# Provided entries
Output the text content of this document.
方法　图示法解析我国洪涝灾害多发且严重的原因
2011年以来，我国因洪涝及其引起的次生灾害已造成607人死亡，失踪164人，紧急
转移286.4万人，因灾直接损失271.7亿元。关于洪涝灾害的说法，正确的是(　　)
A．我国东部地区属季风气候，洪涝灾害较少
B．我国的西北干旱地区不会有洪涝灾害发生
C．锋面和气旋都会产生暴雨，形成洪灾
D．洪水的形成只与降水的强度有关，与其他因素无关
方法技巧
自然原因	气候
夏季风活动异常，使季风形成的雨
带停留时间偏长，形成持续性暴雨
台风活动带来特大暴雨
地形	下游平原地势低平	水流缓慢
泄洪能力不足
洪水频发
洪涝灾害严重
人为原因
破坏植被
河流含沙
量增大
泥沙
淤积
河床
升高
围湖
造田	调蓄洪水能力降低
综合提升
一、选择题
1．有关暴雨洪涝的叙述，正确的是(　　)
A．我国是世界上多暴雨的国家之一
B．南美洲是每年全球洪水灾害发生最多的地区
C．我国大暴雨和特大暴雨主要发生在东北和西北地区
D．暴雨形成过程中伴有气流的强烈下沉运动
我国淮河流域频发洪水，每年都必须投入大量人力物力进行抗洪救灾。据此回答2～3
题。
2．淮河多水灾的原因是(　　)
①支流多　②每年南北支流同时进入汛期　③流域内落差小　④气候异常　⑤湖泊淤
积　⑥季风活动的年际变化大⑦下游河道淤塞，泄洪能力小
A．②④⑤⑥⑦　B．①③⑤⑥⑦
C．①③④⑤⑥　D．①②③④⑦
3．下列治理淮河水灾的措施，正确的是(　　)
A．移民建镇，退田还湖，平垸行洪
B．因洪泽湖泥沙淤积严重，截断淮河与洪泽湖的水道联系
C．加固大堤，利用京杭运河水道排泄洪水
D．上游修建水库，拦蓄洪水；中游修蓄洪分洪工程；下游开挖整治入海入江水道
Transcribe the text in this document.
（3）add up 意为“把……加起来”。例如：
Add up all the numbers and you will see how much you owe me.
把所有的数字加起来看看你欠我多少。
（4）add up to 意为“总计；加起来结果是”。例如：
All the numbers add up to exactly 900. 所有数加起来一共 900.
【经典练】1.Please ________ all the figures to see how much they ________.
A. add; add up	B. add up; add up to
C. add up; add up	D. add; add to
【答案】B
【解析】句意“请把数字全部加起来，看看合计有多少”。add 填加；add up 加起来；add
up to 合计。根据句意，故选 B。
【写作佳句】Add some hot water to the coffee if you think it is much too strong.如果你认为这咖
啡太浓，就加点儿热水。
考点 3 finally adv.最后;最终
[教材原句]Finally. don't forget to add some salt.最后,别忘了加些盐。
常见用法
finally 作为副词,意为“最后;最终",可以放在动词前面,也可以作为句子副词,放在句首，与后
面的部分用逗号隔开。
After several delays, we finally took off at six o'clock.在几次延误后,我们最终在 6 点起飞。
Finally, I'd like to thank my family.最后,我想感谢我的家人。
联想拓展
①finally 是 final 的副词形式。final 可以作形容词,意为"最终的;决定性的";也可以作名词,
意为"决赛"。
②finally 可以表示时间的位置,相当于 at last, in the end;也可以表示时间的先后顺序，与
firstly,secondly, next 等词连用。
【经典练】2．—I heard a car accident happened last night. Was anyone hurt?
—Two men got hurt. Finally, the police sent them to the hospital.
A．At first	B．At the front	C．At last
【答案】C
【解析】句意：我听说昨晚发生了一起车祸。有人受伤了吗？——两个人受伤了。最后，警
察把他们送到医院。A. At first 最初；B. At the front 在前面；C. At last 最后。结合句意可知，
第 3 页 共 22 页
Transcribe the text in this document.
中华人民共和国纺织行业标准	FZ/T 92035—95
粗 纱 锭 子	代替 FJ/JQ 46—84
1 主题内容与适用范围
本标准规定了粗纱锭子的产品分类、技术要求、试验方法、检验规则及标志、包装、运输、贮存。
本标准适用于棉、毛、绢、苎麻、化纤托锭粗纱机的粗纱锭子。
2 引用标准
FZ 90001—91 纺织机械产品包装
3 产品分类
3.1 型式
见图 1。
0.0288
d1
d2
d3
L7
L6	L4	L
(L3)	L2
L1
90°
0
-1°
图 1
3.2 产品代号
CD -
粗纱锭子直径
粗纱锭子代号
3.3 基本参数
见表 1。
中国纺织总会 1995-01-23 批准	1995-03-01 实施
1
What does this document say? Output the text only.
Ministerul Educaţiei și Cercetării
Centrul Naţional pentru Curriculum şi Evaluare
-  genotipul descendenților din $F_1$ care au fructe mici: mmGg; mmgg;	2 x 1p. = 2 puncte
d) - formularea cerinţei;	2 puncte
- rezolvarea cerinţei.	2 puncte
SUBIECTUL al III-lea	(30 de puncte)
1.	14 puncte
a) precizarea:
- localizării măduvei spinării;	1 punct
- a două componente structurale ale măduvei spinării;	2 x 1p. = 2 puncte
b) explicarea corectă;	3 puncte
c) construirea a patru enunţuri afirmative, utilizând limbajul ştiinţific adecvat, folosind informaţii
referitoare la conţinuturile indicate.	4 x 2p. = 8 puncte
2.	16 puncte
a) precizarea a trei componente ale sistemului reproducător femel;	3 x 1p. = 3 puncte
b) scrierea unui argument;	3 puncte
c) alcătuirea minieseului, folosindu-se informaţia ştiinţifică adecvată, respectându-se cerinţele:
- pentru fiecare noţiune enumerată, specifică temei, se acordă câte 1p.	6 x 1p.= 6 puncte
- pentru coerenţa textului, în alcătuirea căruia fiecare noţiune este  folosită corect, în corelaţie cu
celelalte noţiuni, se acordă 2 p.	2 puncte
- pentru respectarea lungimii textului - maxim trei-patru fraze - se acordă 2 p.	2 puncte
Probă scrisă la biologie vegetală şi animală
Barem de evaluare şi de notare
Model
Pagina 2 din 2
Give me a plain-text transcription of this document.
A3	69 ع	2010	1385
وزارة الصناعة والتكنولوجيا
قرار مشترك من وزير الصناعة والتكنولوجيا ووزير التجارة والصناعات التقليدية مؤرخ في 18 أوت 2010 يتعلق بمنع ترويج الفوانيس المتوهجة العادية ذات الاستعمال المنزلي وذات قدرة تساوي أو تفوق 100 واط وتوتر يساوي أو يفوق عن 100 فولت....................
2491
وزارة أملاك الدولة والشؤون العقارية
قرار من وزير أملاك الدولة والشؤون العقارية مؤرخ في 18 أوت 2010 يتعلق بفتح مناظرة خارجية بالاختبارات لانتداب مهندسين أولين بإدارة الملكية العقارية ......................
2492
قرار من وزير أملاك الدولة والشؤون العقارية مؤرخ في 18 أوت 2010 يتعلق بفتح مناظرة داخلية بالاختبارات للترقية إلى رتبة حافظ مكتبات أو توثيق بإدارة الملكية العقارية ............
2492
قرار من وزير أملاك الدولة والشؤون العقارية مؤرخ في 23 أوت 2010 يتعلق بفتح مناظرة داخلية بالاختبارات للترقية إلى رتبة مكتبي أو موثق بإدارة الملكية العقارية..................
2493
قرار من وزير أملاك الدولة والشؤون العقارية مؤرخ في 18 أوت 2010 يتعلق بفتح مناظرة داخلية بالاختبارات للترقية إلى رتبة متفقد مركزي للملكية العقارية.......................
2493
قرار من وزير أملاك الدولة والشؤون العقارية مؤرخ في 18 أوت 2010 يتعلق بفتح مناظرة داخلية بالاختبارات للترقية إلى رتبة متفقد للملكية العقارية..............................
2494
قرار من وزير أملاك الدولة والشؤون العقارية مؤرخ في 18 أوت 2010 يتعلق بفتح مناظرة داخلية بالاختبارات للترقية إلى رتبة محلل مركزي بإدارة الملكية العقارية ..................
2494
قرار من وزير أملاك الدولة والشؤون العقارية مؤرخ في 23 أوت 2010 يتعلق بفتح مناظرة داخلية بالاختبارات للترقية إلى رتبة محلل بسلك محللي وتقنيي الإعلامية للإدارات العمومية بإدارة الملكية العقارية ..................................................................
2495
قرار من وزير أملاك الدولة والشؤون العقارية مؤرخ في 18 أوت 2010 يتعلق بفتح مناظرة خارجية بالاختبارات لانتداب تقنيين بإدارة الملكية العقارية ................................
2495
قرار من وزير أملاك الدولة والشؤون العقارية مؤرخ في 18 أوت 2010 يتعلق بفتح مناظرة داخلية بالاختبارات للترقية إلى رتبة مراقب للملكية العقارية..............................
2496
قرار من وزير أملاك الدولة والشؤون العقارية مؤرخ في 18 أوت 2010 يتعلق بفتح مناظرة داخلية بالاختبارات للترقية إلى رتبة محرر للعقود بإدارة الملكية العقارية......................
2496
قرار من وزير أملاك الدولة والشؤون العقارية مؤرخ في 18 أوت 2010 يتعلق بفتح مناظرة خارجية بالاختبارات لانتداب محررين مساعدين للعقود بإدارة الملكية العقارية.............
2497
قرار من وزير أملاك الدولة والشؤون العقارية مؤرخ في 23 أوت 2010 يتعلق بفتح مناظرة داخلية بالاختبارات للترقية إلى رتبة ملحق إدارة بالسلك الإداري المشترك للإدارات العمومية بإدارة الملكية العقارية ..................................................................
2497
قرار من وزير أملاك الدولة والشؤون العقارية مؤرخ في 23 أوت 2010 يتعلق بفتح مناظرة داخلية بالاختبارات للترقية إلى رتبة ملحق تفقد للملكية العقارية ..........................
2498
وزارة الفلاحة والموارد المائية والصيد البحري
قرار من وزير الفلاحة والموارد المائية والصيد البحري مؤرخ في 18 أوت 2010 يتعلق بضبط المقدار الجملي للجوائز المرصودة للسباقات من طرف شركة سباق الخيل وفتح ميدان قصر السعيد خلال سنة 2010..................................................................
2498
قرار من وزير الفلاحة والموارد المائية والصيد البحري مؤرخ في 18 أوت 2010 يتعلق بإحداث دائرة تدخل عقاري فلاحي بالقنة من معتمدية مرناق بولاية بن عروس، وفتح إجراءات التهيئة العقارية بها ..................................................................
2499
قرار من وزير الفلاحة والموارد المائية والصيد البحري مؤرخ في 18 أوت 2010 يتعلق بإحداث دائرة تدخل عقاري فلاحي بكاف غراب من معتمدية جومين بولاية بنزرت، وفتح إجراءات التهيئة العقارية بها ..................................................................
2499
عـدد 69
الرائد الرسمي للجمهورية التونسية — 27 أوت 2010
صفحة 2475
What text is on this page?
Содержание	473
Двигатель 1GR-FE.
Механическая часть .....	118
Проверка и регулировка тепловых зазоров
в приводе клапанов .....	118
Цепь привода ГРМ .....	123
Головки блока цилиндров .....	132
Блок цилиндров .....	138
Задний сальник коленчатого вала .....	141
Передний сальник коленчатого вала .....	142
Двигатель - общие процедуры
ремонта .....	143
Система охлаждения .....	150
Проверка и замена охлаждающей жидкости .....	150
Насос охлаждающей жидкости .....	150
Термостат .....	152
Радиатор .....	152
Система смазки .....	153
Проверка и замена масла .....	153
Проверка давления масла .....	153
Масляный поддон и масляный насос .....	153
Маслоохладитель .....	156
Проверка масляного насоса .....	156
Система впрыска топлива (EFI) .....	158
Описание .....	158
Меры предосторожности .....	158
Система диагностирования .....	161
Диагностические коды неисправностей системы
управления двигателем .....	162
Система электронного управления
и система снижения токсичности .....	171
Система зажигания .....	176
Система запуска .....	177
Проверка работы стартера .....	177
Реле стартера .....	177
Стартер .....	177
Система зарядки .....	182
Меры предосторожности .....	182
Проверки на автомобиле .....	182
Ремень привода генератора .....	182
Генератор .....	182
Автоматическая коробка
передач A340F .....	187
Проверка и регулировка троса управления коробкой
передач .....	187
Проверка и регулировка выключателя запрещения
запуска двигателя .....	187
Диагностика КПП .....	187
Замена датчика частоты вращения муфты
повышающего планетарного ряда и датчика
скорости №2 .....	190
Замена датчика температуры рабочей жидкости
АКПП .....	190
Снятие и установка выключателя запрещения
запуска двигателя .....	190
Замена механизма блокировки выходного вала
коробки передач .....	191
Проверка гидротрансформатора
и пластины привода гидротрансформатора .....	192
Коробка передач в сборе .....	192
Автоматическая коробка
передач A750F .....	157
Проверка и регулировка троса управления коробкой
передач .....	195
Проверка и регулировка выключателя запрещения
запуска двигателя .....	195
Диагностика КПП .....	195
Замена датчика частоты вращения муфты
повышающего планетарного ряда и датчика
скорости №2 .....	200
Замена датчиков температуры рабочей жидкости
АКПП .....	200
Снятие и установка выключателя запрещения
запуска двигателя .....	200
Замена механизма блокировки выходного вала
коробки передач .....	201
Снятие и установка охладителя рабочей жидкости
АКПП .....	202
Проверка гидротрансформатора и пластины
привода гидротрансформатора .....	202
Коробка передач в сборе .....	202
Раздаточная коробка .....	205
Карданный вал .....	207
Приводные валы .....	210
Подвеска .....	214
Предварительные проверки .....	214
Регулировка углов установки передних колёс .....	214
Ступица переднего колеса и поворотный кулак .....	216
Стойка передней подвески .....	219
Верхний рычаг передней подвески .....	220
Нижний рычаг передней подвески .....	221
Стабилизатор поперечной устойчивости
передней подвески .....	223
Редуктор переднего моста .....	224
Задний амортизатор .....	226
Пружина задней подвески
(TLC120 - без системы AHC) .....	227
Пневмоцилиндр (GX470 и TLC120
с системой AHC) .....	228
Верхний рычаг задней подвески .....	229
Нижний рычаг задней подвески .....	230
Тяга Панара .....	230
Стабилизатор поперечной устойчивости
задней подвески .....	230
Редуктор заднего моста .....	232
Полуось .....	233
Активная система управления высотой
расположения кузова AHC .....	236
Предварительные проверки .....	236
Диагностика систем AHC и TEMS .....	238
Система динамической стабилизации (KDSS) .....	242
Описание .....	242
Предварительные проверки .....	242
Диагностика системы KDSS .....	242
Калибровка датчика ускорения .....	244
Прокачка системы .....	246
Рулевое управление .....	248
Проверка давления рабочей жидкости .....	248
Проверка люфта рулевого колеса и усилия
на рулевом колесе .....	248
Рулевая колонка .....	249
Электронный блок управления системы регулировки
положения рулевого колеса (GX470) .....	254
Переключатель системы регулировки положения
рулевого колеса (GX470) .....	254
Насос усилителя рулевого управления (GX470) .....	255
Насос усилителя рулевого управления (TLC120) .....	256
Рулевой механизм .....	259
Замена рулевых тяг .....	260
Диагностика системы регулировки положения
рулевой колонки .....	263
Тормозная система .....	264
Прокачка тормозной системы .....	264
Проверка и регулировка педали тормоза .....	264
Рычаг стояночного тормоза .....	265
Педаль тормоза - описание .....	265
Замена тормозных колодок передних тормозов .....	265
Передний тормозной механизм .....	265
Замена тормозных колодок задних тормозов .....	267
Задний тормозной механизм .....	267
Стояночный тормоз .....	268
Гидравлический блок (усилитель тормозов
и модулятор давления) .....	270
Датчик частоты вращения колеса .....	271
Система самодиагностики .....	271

# Task goal
Which lines hold the string "гидротрансформатора"? List them all.

# Answer to the task
Проверка гидротрансформатора
и пластины привода гидротрансформатора .....	192
Проверка гидротрансформатора и пластины
привода гидротрансформатора .....	202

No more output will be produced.